─── Input data ───
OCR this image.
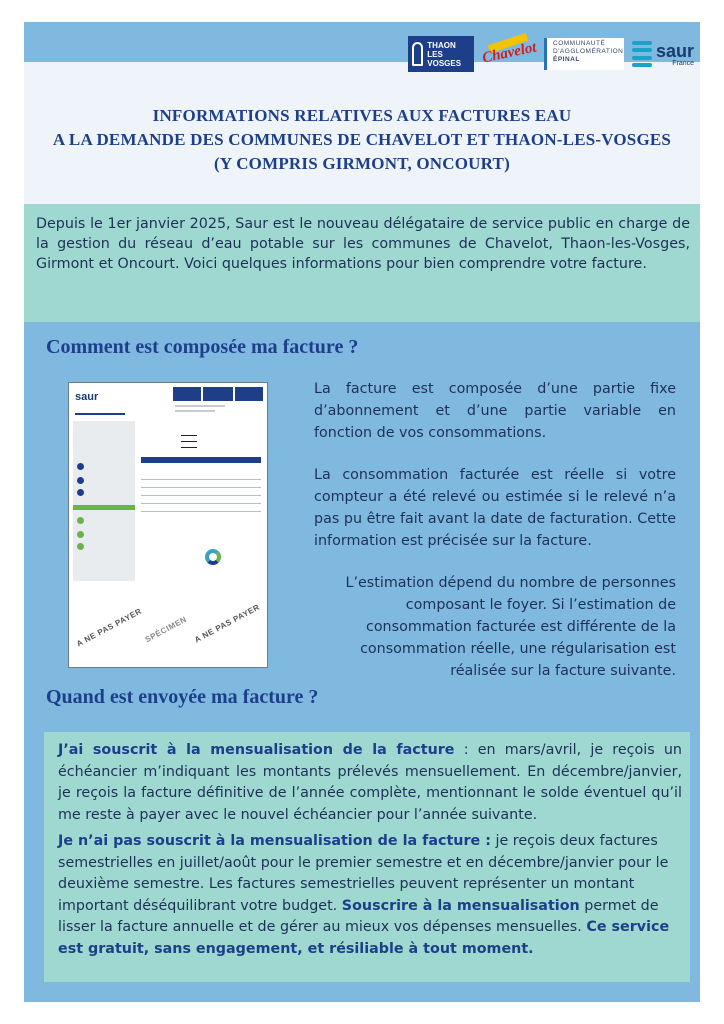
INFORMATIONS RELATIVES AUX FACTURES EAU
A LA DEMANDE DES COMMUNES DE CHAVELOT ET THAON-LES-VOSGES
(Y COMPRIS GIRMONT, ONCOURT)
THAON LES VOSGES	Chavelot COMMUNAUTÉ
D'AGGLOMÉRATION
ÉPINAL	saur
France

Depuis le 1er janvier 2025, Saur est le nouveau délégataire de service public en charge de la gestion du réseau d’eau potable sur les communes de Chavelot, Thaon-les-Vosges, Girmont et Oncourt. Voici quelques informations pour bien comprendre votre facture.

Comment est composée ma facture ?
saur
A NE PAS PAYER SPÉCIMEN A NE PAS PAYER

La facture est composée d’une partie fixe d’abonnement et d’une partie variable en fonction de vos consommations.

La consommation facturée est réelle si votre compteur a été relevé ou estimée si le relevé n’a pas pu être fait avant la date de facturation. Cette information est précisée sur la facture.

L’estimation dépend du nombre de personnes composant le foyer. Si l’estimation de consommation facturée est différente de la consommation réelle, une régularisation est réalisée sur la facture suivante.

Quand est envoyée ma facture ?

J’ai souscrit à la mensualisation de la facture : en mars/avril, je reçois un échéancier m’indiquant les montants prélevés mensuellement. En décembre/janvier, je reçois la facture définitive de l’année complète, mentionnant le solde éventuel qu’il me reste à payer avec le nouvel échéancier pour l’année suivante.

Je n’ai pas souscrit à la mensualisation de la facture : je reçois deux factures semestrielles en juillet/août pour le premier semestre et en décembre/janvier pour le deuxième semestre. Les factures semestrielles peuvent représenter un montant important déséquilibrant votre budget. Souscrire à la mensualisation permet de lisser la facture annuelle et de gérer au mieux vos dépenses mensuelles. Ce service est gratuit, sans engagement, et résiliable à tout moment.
───
─── Input data ───
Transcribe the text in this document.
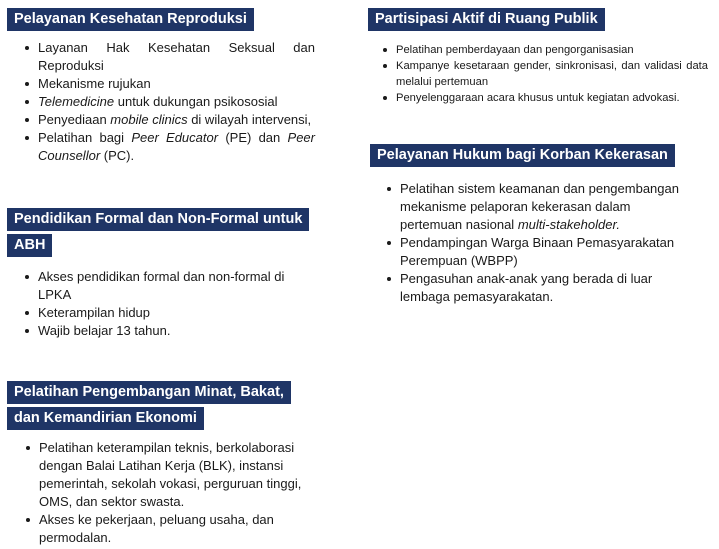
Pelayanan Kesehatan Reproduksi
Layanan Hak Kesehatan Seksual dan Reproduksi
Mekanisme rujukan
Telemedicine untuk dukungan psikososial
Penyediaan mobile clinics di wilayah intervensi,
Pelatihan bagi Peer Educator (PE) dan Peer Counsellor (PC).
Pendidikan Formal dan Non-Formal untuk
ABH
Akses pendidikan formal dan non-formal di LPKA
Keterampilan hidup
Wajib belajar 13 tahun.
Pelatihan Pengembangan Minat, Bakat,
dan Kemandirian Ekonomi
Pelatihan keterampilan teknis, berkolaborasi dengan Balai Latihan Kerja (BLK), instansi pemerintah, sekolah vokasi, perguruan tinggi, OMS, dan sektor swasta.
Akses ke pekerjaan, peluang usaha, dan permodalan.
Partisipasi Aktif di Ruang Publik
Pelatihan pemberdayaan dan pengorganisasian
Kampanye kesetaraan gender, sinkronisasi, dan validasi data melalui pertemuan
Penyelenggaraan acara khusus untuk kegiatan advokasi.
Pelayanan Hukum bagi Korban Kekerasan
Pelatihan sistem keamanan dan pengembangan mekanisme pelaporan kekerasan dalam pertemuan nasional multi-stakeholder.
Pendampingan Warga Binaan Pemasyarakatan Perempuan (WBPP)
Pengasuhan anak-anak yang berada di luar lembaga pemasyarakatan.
───
- **Goal of the exercise**
Look through the listing and extract every line with "Kesehatan" in it.

- **Problem solution**
Pelayanan Kesehatan Reproduksi
Layanan Hak Kesehatan Seksual dan Reproduksi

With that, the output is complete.